[RECORDS FOR PROCESSING]

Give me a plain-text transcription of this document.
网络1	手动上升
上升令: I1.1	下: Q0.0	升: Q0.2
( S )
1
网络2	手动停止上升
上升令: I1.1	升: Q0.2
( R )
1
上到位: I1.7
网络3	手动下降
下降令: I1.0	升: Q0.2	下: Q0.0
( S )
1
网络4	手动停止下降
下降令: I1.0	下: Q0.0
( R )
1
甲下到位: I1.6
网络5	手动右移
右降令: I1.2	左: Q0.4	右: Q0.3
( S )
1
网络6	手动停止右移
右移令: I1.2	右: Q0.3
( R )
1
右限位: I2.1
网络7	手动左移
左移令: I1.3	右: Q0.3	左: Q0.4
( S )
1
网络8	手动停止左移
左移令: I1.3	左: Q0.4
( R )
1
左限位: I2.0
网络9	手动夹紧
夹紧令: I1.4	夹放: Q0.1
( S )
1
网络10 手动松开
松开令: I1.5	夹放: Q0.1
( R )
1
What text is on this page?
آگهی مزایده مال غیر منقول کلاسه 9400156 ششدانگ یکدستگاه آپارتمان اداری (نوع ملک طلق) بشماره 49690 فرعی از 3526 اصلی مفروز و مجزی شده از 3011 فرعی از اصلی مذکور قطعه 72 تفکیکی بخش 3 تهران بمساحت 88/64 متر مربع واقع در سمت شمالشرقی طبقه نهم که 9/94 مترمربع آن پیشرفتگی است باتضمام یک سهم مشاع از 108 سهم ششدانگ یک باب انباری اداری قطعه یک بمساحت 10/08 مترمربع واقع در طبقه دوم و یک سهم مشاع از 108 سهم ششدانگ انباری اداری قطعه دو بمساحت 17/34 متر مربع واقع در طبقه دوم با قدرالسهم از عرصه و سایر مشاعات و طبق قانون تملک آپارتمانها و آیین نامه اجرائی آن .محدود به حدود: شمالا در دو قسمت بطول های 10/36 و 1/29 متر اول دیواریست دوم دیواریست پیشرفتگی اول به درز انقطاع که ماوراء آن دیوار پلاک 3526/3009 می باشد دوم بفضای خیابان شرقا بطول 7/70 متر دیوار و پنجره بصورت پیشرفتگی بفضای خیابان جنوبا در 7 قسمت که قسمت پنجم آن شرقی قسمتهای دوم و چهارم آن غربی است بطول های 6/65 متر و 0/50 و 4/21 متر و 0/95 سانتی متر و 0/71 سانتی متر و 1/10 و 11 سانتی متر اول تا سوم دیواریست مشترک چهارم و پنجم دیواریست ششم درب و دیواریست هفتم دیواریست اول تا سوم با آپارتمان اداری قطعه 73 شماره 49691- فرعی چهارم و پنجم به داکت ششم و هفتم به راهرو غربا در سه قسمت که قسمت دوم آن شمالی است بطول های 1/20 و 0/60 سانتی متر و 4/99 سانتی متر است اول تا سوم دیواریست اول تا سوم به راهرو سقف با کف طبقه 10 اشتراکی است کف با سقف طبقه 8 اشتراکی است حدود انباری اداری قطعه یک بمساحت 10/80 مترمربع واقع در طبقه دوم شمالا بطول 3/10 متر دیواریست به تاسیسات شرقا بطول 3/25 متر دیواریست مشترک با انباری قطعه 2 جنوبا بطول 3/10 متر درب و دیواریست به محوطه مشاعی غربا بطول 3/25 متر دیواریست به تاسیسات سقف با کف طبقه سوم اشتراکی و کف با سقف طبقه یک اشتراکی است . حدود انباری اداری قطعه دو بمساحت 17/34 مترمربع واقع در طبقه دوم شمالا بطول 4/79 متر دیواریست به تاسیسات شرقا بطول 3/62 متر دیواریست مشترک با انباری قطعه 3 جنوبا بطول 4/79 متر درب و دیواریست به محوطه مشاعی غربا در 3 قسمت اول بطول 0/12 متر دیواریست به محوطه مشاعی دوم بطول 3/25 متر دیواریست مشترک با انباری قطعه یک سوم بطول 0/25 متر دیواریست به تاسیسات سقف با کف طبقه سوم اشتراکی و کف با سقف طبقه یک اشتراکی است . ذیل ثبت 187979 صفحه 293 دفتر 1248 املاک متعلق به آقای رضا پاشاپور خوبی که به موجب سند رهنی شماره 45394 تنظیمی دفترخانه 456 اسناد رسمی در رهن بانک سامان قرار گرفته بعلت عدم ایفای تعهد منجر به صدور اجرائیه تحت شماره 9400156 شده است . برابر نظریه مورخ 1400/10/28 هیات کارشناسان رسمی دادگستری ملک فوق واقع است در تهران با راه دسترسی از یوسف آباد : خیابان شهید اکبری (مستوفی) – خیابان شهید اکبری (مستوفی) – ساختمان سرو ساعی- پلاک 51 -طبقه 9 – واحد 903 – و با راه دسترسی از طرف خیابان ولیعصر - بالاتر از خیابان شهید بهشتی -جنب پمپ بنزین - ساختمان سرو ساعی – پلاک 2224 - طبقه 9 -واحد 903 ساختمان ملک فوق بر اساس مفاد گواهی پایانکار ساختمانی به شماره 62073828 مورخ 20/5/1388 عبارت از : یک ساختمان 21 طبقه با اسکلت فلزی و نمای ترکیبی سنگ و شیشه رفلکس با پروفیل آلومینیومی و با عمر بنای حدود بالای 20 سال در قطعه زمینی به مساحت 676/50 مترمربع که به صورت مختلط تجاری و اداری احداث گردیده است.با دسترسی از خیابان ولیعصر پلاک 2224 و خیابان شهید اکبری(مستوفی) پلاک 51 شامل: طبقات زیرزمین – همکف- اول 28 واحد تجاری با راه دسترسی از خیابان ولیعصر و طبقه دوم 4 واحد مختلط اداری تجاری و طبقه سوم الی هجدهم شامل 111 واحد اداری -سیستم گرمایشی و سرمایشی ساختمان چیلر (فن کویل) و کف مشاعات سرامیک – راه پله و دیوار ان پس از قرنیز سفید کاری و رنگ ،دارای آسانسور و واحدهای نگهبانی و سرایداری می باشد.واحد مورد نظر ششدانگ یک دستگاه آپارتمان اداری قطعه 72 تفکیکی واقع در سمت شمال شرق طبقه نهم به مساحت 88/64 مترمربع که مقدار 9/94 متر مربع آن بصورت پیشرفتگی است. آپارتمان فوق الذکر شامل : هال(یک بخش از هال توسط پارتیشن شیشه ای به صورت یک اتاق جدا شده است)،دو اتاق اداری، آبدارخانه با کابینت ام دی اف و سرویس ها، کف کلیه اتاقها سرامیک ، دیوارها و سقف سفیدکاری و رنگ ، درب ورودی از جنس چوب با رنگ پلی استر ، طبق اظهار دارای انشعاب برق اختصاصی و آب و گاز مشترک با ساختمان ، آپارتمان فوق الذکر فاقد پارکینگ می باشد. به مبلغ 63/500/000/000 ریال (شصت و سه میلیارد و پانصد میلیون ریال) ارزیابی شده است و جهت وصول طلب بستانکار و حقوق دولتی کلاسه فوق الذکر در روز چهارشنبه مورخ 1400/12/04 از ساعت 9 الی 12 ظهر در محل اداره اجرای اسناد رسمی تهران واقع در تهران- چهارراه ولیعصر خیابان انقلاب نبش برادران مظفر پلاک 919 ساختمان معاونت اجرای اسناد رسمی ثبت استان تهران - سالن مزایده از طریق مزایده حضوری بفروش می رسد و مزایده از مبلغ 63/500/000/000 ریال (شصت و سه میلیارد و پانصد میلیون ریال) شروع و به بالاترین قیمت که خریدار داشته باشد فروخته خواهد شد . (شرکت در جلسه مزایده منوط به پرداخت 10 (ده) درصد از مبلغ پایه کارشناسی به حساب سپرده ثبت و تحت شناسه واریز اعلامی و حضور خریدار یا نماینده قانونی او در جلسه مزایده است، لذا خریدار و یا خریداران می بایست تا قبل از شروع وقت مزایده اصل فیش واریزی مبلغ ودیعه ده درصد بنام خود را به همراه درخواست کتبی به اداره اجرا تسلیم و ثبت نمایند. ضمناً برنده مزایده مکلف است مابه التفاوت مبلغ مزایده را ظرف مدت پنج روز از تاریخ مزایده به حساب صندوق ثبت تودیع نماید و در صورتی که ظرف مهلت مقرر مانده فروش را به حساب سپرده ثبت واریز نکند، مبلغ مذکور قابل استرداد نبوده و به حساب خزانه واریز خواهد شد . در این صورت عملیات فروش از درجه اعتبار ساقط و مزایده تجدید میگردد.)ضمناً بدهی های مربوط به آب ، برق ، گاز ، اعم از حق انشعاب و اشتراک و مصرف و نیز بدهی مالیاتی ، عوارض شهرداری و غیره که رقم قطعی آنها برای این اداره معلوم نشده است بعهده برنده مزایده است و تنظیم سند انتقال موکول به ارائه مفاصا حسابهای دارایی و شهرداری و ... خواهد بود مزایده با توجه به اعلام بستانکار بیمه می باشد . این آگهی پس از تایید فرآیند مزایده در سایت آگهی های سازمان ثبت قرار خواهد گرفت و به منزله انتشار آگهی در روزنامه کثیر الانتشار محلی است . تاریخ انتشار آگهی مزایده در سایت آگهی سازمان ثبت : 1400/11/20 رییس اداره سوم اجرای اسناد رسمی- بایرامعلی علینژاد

[REQUIRED TASK] All lines of the data above that include the word "this" must be shown.

[CORRECT OUTPUT]
Give me a plain-text transcription of this document.
What text is on this page?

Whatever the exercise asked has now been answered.